#### Goal
Every record here needs to be written out again exactly.
— begin Extracted data —
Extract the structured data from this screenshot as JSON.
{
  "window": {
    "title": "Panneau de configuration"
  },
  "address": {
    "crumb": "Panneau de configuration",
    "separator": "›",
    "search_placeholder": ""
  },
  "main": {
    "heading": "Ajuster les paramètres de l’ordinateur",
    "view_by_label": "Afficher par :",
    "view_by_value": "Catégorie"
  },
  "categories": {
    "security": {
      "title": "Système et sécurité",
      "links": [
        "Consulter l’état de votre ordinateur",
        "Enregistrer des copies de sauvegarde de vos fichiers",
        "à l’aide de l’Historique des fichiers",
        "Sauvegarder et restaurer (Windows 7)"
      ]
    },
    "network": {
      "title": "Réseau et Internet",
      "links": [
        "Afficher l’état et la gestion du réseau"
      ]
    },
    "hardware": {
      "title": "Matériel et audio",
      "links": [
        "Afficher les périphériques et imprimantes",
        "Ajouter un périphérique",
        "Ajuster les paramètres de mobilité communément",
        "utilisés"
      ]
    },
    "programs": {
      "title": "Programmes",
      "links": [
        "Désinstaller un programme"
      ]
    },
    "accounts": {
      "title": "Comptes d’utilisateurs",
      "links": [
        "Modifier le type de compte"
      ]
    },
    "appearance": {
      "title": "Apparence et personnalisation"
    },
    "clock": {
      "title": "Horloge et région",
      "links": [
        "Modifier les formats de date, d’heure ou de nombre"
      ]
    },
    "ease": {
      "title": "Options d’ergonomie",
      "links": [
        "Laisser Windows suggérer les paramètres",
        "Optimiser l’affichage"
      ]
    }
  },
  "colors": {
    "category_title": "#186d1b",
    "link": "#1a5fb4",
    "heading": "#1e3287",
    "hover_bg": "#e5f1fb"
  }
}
— end Extracted data —
#### Result
Extract the structured data from this screenshot as JSON.
{
  "window": {
    "title": "Panneau de configuration"
  },
  "address": {
    "crumb": "Panneau de configuration",
    "separator": "›",
    "search_placeholder": ""
  },
  "main": {
    "heading": "Ajuster les paramètres de l’ordinateur",
    "view_by_label": "Afficher par :",
    "view_by_value": "Catégorie"
  },
  "categories": {
    "security": {
      "title": "Système et sécurité",
      "links": [
        "Consulter l’état de votre ordinateur",
        "Enregistrer des copies de sauvegarde de vos fichiers",
        "à l’aide de l’Historique des fichiers",
        "Sauvegarder et restaurer (Windows 7)"
      ]
    },
    "network": {
      "title": "Réseau et Internet",
      "links": [
        "Afficher l’état et la gestion du réseau"
      ]
    },
    "hardware": {
      "title": "Matériel et audio",
      "links": [
        "Afficher les périphériques et imprimantes",
        "Ajouter un périphérique",
        "Ajuster les paramètres de mobilité communément",
        "utilisés"
      ]
    },
    "programs": {
      "title": "Programmes",
      "links": [
        "Désinstaller un programme"
      ]
    },
    "accounts": {
      "title": "Comptes d’utilisateurs",
      "links": [
        "Modifier le type de compte"
      ]
    },
    "appearance": {
      "title": "Apparence et personnalisation"
    },
    "clock": {
      "title": "Horloge et région",
      "links": [
        "Modifier les formats de date, d’heure ou de nombre"
      ]
    },
    "ease": {
      "title": "Options d’ergonomie",
      "links": [
        "Laisser Windows suggérer les paramètres",
        "Optimiser l’affichage"
      ]
    }
  },
  "colors": {
    "category_title": "#186d1b",
    "link": "#1a5fb4",
    "heading": "#1e3287",
    "hover_bg": "#e5f1fb"
  }
}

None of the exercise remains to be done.